* [Provided data]:
---+---

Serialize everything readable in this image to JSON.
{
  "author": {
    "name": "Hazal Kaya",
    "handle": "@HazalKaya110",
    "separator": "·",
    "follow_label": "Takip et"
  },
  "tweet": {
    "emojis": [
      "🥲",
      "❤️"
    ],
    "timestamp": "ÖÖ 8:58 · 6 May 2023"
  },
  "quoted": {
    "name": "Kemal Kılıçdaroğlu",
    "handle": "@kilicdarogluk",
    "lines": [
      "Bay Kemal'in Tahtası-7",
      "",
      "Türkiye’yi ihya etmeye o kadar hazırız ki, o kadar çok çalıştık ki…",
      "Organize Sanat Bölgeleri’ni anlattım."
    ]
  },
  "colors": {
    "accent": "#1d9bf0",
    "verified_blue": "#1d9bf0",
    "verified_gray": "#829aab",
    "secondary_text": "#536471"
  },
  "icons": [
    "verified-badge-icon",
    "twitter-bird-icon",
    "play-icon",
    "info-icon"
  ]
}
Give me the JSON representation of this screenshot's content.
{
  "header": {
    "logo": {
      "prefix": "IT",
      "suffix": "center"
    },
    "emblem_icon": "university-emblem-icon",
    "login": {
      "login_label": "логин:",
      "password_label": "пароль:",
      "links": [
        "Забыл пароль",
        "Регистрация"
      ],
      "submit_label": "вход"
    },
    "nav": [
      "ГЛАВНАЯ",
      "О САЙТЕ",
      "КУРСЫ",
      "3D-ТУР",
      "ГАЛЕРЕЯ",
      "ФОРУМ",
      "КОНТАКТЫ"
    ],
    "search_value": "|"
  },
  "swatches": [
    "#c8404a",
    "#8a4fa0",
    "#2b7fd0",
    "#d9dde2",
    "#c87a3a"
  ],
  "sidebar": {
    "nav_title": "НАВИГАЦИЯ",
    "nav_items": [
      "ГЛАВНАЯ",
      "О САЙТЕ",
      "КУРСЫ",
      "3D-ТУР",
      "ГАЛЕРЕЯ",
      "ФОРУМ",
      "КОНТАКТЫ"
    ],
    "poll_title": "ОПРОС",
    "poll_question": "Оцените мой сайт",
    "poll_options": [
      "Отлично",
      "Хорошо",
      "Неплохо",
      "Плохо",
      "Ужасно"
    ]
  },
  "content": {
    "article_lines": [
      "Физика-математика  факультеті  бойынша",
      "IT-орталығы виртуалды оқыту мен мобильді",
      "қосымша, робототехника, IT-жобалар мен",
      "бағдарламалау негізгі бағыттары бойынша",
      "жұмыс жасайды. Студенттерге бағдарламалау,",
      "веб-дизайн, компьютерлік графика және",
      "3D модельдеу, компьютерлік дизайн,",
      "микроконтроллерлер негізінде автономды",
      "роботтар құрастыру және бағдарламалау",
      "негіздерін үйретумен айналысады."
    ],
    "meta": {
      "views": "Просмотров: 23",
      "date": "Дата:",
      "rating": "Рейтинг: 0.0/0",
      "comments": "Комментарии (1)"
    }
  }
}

---+---

* [Problem to solve]: Locate and copy each line in the data above that includes the word "пароль".

* [Answer to this exercise]:
      "password_label": "пароль:",
        "Забыл пароль",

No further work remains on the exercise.